- [Given records]:
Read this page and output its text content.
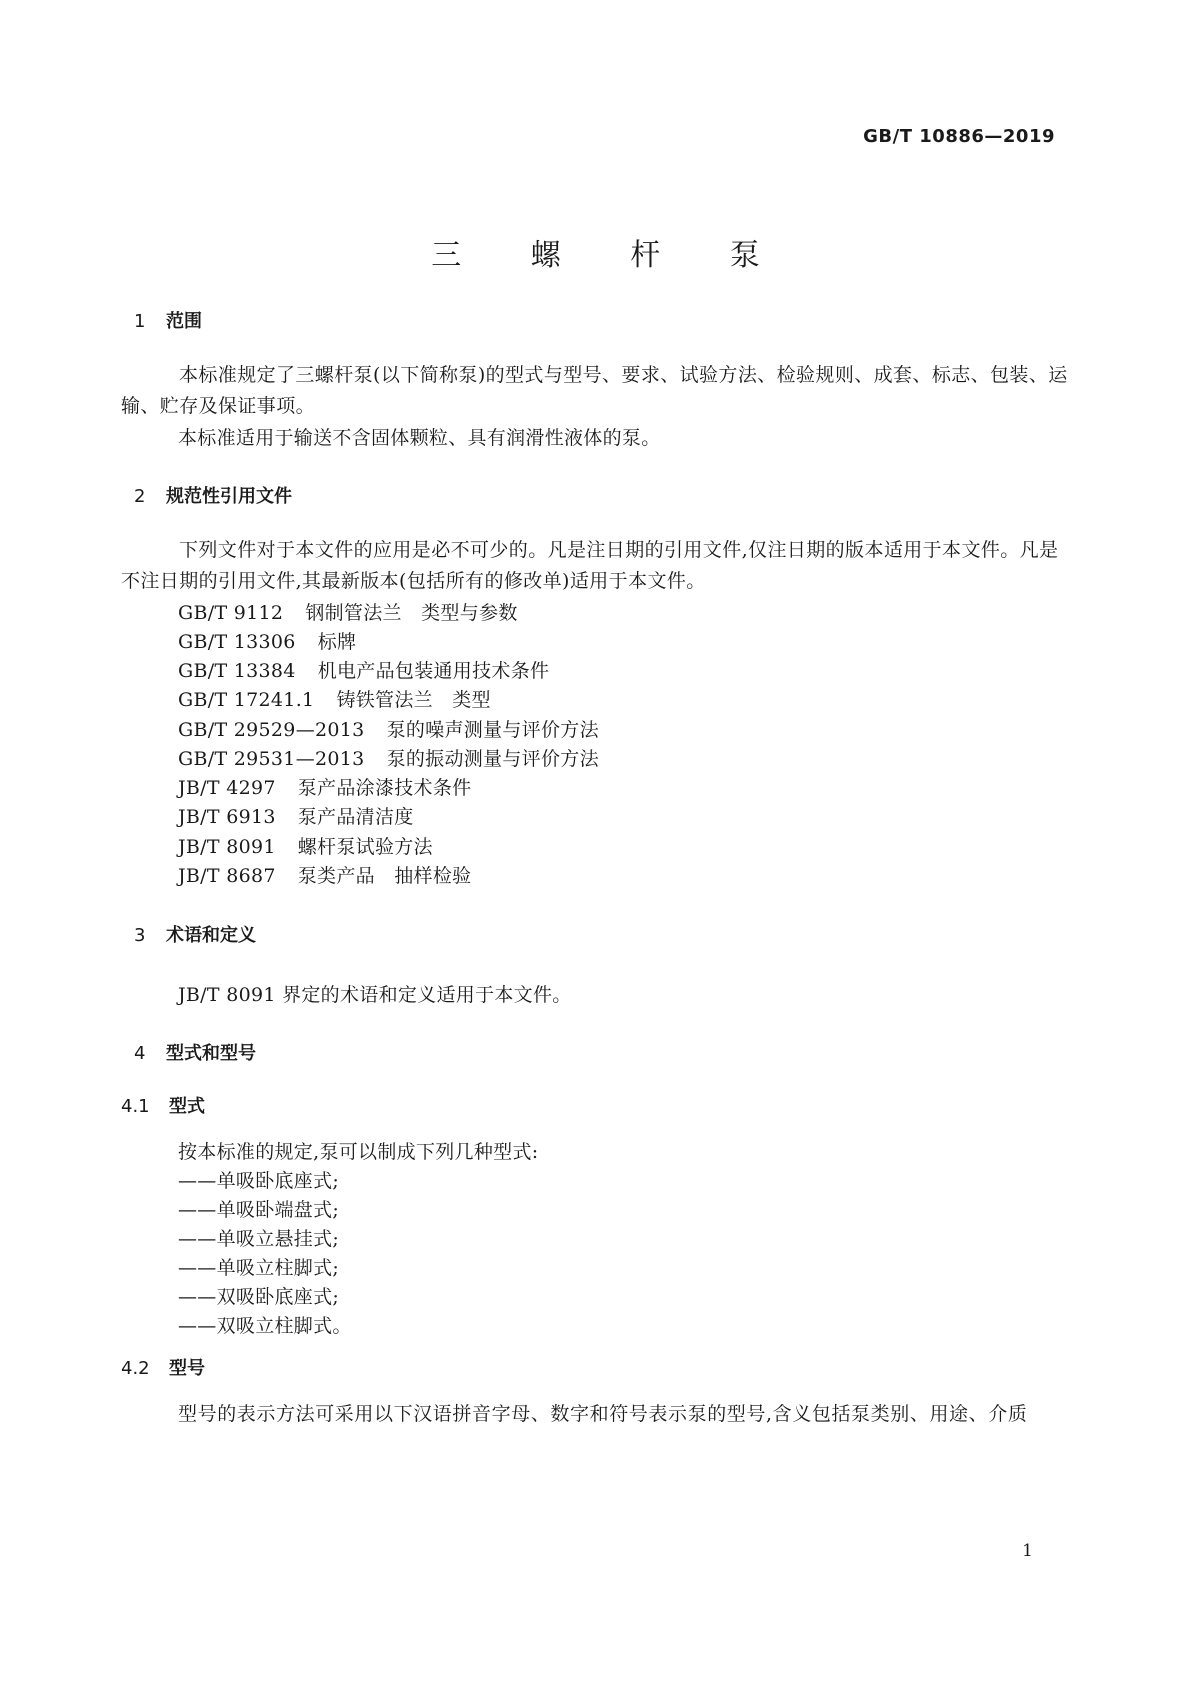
GB/T 10886—2019
三 螺 杆 泵
1 范围
本标准规定了三螺杆泵(以下简称泵)的型式与型号、要求、试验方法、检验规则、成套、标志、包装、运输、贮存及保证事项。
本标准适用于输送不含固体颗粒、具有润滑性液体的泵。
2 规范性引用文件
下列文件对于本文件的应用是必不可少的。凡是注日期的引用文件,仅注日期的版本适用于本文件。凡是不注日期的引用文件,其最新版本(包括所有的修改单)适用于本文件。
GB/T 9112 钢制管法兰　类型与参数
GB/T 13306 标牌
GB/T 13384 机电产品包装通用技术条件
GB/T 17241.1 铸铁管法兰　类型
GB/T 29529—2013 泵的噪声测量与评价方法
GB/T 29531—2013 泵的振动测量与评价方法
JB/T 4297 泵产品涂漆技术条件
JB/T 6913 泵产品清洁度
JB/T 8091 螺杆泵试验方法
JB/T 8687 泵类产品　抽样检验
3 术语和定义
JB/T 8091 界定的术语和定义适用于本文件。
4 型式和型号
4.1 型式
按本标准的规定,泵可以制成下列几种型式:
——单吸卧底座式;
——单吸卧端盘式;
——单吸立悬挂式;
——单吸立柱脚式;
——双吸卧底座式;
——双吸立柱脚式。
4.2 型号
型号的表示方法可采用以下汉语拼音字母、数字和符号表示泵的型号,含义包括泵类别、用途、介质
1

- [Objective]:
Output every entry word for word, but omit the pictures.

- [Result]:
Read this page and output its text content.
GB/T 10886—2019
三 螺 杆 泵
1 范围
本标准规定了三螺杆泵(以下简称泵)的型式与型号、要求、试验方法、检验规则、成套、标志、包装、运输、贮存及保证事项。
本标准适用于输送不含固体颗粒、具有润滑性液体的泵。
2 规范性引用文件
下列文件对于本文件的应用是必不可少的。凡是注日期的引用文件,仅注日期的版本适用于本文件。凡是不注日期的引用文件,其最新版本(包括所有的修改单)适用于本文件。
GB/T 9112 钢制管法兰　类型与参数
GB/T 13306 标牌
GB/T 13384 机电产品包装通用技术条件
GB/T 17241.1 铸铁管法兰　类型
GB/T 29529—2013 泵的噪声测量与评价方法
GB/T 29531—2013 泵的振动测量与评价方法
JB/T 4297 泵产品涂漆技术条件
JB/T 6913 泵产品清洁度
JB/T 8091 螺杆泵试验方法
JB/T 8687 泵类产品　抽样检验
3 术语和定义
JB/T 8091 界定的术语和定义适用于本文件。
4 型式和型号
4.1 型式
按本标准的规定,泵可以制成下列几种型式:
——单吸卧底座式;
——单吸卧端盘式;
——单吸立悬挂式;
——单吸立柱脚式;
——双吸卧底座式;
——双吸立柱脚式。
4.2 型号
型号的表示方法可采用以下汉语拼音字母、数字和符号表示泵的型号,含义包括泵类别、用途、介质
1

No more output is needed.